*The input*

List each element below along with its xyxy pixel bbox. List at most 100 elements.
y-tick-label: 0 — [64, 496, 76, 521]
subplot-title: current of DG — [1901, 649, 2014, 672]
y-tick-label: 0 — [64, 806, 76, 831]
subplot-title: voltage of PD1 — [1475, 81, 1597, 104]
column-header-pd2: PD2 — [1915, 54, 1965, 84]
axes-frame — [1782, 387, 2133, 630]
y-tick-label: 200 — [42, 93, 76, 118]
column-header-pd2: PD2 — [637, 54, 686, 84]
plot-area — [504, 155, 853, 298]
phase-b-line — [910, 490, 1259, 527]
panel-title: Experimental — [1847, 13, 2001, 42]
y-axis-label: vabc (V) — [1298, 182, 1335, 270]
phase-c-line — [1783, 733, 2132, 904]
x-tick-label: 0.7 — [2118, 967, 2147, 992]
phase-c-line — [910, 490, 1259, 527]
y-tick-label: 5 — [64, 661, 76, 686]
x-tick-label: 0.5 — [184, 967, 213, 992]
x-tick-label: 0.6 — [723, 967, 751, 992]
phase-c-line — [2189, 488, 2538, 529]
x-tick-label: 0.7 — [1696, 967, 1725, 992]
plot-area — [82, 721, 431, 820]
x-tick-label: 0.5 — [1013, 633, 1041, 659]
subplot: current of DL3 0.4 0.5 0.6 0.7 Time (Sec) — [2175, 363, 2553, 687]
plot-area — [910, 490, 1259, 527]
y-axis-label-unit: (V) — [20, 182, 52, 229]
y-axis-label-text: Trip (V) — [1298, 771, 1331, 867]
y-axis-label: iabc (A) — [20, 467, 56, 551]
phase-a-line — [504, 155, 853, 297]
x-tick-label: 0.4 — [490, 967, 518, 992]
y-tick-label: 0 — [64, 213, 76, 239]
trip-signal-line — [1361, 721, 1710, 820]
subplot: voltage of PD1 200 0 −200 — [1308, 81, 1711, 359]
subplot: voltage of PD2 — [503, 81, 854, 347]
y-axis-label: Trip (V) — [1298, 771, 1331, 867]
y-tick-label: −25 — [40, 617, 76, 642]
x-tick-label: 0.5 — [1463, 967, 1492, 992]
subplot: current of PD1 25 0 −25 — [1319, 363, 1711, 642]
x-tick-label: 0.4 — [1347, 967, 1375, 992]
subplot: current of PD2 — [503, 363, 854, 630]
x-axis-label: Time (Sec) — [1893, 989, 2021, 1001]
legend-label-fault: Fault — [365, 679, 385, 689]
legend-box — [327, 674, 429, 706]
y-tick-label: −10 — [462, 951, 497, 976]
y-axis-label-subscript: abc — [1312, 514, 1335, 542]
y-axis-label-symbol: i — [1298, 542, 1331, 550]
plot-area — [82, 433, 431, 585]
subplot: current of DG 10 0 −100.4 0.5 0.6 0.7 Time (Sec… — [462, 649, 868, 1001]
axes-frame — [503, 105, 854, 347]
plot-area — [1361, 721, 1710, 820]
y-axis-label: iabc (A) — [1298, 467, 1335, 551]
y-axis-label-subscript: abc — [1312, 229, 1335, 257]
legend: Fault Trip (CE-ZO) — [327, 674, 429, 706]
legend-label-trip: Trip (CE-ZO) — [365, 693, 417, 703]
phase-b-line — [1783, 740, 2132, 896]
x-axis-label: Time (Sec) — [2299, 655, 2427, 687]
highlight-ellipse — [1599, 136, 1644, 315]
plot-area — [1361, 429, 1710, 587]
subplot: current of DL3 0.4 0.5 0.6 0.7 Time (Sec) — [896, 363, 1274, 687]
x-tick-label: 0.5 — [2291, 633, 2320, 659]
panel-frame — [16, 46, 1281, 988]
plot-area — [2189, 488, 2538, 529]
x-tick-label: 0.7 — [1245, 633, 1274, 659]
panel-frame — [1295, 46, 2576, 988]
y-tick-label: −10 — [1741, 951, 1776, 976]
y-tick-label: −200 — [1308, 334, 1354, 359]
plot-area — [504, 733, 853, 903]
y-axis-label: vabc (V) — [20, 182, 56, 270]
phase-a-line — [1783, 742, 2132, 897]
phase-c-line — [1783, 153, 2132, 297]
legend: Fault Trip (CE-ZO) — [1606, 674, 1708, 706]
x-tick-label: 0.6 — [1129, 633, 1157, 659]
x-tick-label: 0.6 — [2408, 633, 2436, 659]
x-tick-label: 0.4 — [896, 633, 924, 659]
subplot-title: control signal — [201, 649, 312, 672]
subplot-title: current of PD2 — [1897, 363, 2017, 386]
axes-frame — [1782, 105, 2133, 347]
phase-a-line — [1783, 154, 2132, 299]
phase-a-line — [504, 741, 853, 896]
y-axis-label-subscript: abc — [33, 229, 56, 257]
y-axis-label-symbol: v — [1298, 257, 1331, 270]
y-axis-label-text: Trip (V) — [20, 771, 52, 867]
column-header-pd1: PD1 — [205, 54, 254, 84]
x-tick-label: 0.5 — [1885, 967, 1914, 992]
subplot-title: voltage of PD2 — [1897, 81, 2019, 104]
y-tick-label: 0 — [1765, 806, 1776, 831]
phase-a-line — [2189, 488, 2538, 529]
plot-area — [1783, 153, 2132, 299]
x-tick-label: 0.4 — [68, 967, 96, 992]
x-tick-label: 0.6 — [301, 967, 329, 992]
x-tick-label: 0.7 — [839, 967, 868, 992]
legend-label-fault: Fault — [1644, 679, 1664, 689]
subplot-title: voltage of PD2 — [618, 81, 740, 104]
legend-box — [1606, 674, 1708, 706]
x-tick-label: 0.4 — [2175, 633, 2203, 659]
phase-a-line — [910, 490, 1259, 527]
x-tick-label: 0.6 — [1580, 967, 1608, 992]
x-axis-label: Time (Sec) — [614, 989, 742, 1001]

*Task directions*
Copy out all of the records above with every "plot-area" swapped for "chart-area", keeping everything else the same.

*Response to this exercise*
List each element below along with its xyxy pixel bbox. List at most 100 elements.
y-tick-label: 0 — [64, 496, 76, 521]
subplot-title: current of DG — [1901, 649, 2014, 672]
y-tick-label: 0 — [64, 806, 76, 831]
subplot-title: voltage of PD1 — [1475, 81, 1597, 104]
column-header-pd2: PD2 — [1915, 54, 1965, 84]
axes-frame — [1782, 387, 2133, 630]
y-tick-label: 200 — [42, 93, 76, 118]
column-header-pd2: PD2 — [637, 54, 686, 84]
chart-area — [504, 155, 853, 298]
phase-b-line — [910, 490, 1259, 527]
panel-title: Experimental — [1847, 13, 2001, 42]
y-axis-label: vabc (V) — [1298, 182, 1335, 270]
phase-c-line — [1783, 733, 2132, 904]
x-tick-label: 0.7 — [2118, 967, 2147, 992]
phase-c-line — [910, 490, 1259, 527]
y-tick-label: 5 — [64, 661, 76, 686]
x-tick-label: 0.5 — [184, 967, 213, 992]
x-tick-label: 0.6 — [723, 967, 751, 992]
phase-c-line — [2189, 488, 2538, 529]
x-tick-label: 0.7 — [1696, 967, 1725, 992]
chart-area — [82, 721, 431, 820]
x-tick-label: 0.5 — [1013, 633, 1041, 659]
subplot: current of DL3 0.4 0.5 0.6 0.7 Time (Sec) — [2175, 363, 2553, 687]
chart-area — [910, 490, 1259, 527]
y-axis-label-unit: (V) — [20, 182, 52, 229]
y-axis-label-text: Trip (V) — [1298, 771, 1331, 867]
y-axis-label: iabc (A) — [20, 467, 56, 551]
phase-a-line — [504, 155, 853, 297]
x-tick-label: 0.4 — [490, 967, 518, 992]
y-tick-label: 0 — [64, 213, 76, 239]
trip-signal-line — [1361, 721, 1710, 820]
subplot: voltage of PD1 200 0 −200 — [1308, 81, 1711, 359]
subplot: voltage of PD2 — [503, 81, 854, 347]
y-axis-label: Trip (V) — [1298, 771, 1331, 867]
y-tick-label: −25 — [40, 617, 76, 642]
x-tick-label: 0.5 — [1463, 967, 1492, 992]
subplot: current of PD1 25 0 −25 — [1319, 363, 1711, 642]
x-tick-label: 0.4 — [1347, 967, 1375, 992]
subplot: current of PD2 — [503, 363, 854, 630]
x-axis-label: Time (Sec) — [1893, 989, 2021, 1001]
legend-label-fault: Fault — [365, 679, 385, 689]
legend-box — [327, 674, 429, 706]
y-tick-label: −10 — [462, 951, 497, 976]
y-axis-label-subscript: abc — [1312, 514, 1335, 542]
y-axis-label-symbol: i — [1298, 542, 1331, 550]
chart-area — [82, 433, 431, 585]
subplot: current of DG 10 0 −100.4 0.5 0.6 0.7 Time (Sec… — [462, 649, 868, 1001]
axes-frame — [503, 105, 854, 347]
chart-area — [1361, 721, 1710, 820]
y-axis-label: iabc (A) — [1298, 467, 1335, 551]
y-axis-label-subscript: abc — [1312, 229, 1335, 257]
legend: Fault Trip (CE-ZO) — [327, 674, 429, 706]
legend-label-trip: Trip (CE-ZO) — [365, 693, 417, 703]
phase-b-line — [1783, 740, 2132, 896]
x-axis-label: Time (Sec) — [2299, 655, 2427, 687]
highlight-ellipse — [1599, 136, 1644, 315]
chart-area — [1361, 429, 1710, 587]
subplot: current of DL3 0.4 0.5 0.6 0.7 Time (Sec) — [896, 363, 1274, 687]
x-tick-label: 0.5 — [2291, 633, 2320, 659]
panel-frame — [16, 46, 1281, 988]
chart-area — [2189, 488, 2538, 529]
x-tick-label: 0.7 — [1245, 633, 1274, 659]
panel-frame — [1295, 46, 2576, 988]
y-tick-label: −10 — [1741, 951, 1776, 976]
y-tick-label: −200 — [1308, 334, 1354, 359]
chart-area — [504, 733, 853, 903]
y-axis-label: vabc (V) — [20, 182, 56, 270]
phase-a-line — [1783, 742, 2132, 897]
phase-c-line — [1783, 153, 2132, 297]
legend: Fault Trip (CE-ZO) — [1606, 674, 1708, 706]
x-tick-label: 0.6 — [1129, 633, 1157, 659]
x-tick-label: 0.6 — [2408, 633, 2436, 659]
x-tick-label: 0.4 — [896, 633, 924, 659]
subplot-title: control signal — [201, 649, 312, 672]
subplot-title: current of PD2 — [1897, 363, 2017, 386]
axes-frame — [1782, 105, 2133, 347]
phase-a-line — [1783, 154, 2132, 299]
phase-a-line — [504, 741, 853, 896]
y-axis-label-subscript: abc — [33, 229, 56, 257]
y-axis-label-symbol: v — [1298, 257, 1331, 270]
y-axis-label-text: Trip (V) — [20, 771, 52, 867]
column-header-pd1: PD1 — [205, 54, 254, 84]
x-tick-label: 0.5 — [1885, 967, 1914, 992]
subplot-title: voltage of PD2 — [1897, 81, 2019, 104]
y-tick-label: 0 — [1765, 806, 1776, 831]
phase-a-line — [2189, 488, 2538, 529]
chart-area — [1783, 153, 2132, 299]
x-tick-label: 0.4 — [68, 967, 96, 992]
x-tick-label: 0.6 — [301, 967, 329, 992]
x-tick-label: 0.7 — [839, 967, 868, 992]
legend-label-fault: Fault — [1644, 679, 1664, 689]
subplot-title: voltage of PD2 — [618, 81, 740, 104]
legend-box — [1606, 674, 1708, 706]
x-tick-label: 0.4 — [2175, 633, 2203, 659]
phase-a-line — [910, 490, 1259, 527]
x-tick-label: 0.6 — [1580, 967, 1608, 992]
x-axis-label: Time (Sec) — [614, 989, 742, 1001]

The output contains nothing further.